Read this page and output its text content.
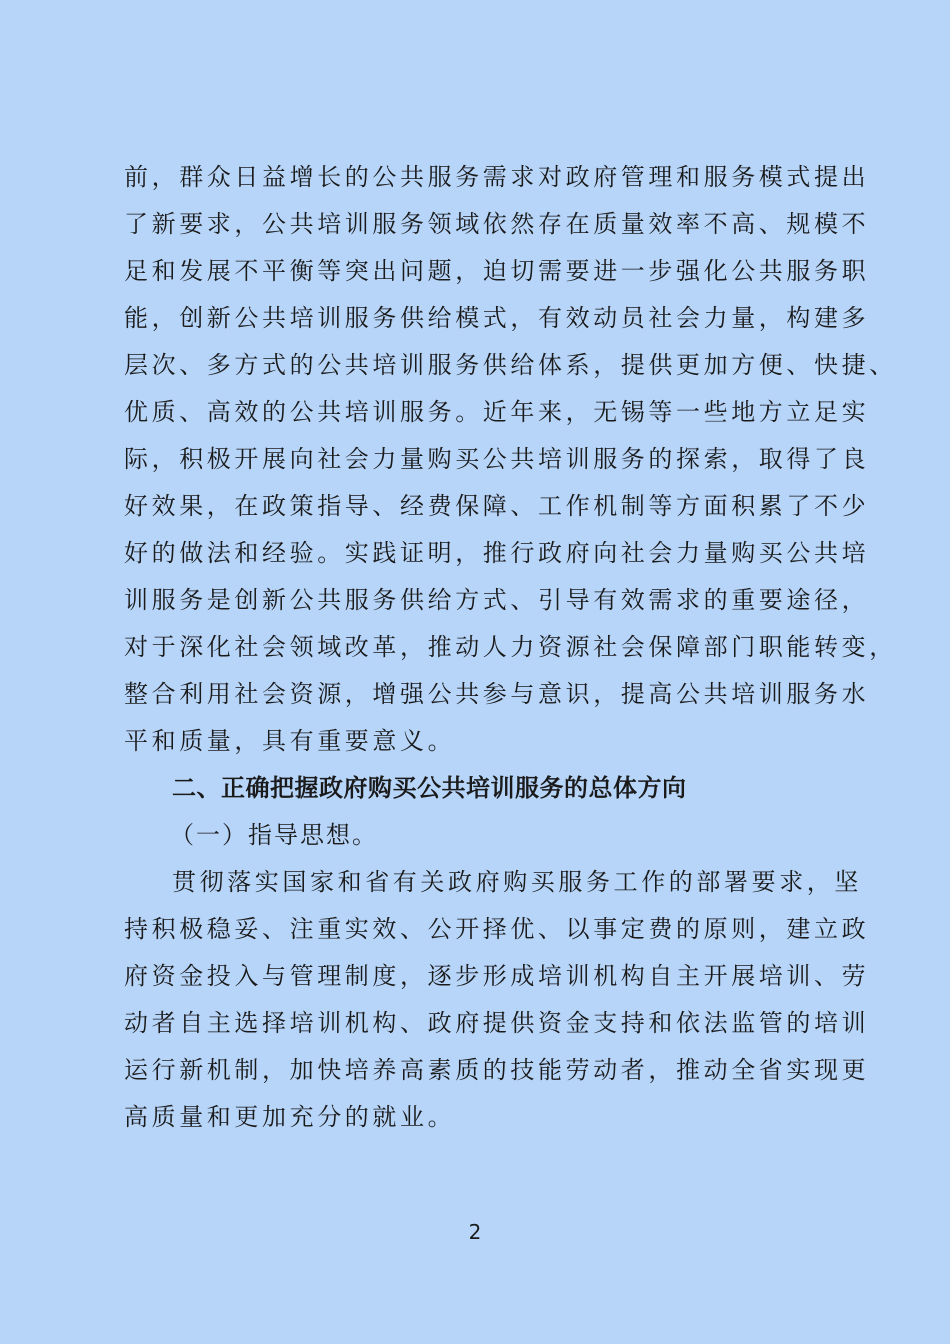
前，群众日益增长的公共服务需求对政府管理和服务模式提出
了新要求，公共培训服务领域依然存在质量效率不高、规模不
足和发展不平衡等突出问题，迫切需要进一步强化公共服务职
能，创新公共培训服务供给模式，有效动员社会力量，构建多
层次、多方式的公共培训服务供给体系，提供更加方便、快捷、
优质、高效的公共培训服务。近年来，无锡等一些地方立足实
际，积极开展向社会力量购买公共培训服务的探索，取得了良
好效果，在政策指导、经费保障、工作机制等方面积累了不少
好的做法和经验。实践证明，推行政府向社会力量购买公共培
训服务是创新公共服务供给方式、引导有效需求的重要途径，
对于深化社会领域改革，推动人力资源社会保障部门职能转变，
整合利用社会资源，增强公共参与意识，提高公共培训服务水
平和质量，具有重要意义。
二、正确把握政府购买公共培训服务的总体方向
（一）指导思想。
贯彻落实国家和省有关政府购买服务工作的部署要求，坚
持积极稳妥、注重实效、公开择优、以事定费的原则，建立政
府资金投入与管理制度，逐步形成培训机构自主开展培训、劳
动者自主选择培训机构、政府提供资金支持和依法监管的培训
运行新机制，加快培养高素质的技能劳动者，推动全省实现更
高质量和更加充分的就业。
2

DIRECTIONS → Transcribe every entry above exactly. Omit all pictures.

WRITTEN ANSWER →
Read this page and output its text content.
前，群众日益增长的公共服务需求对政府管理和服务模式提出
了新要求，公共培训服务领域依然存在质量效率不高、规模不
足和发展不平衡等突出问题，迫切需要进一步强化公共服务职
能，创新公共培训服务供给模式，有效动员社会力量，构建多
层次、多方式的公共培训服务供给体系，提供更加方便、快捷、
优质、高效的公共培训服务。近年来，无锡等一些地方立足实
际，积极开展向社会力量购买公共培训服务的探索，取得了良
好效果，在政策指导、经费保障、工作机制等方面积累了不少
好的做法和经验。实践证明，推行政府向社会力量购买公共培
训服务是创新公共服务供给方式、引导有效需求的重要途径，
对于深化社会领域改革，推动人力资源社会保障部门职能转变，
整合利用社会资源，增强公共参与意识，提高公共培训服务水
平和质量，具有重要意义。
二、正确把握政府购买公共培训服务的总体方向
（一）指导思想。
贯彻落实国家和省有关政府购买服务工作的部署要求，坚
持积极稳妥、注重实效、公开择优、以事定费的原则，建立政
府资金投入与管理制度，逐步形成培训机构自主开展培训、劳
动者自主选择培训机构、政府提供资金支持和依法监管的培训
运行新机制，加快培养高素质的技能劳动者，推动全省实现更
高质量和更加充分的就业。
2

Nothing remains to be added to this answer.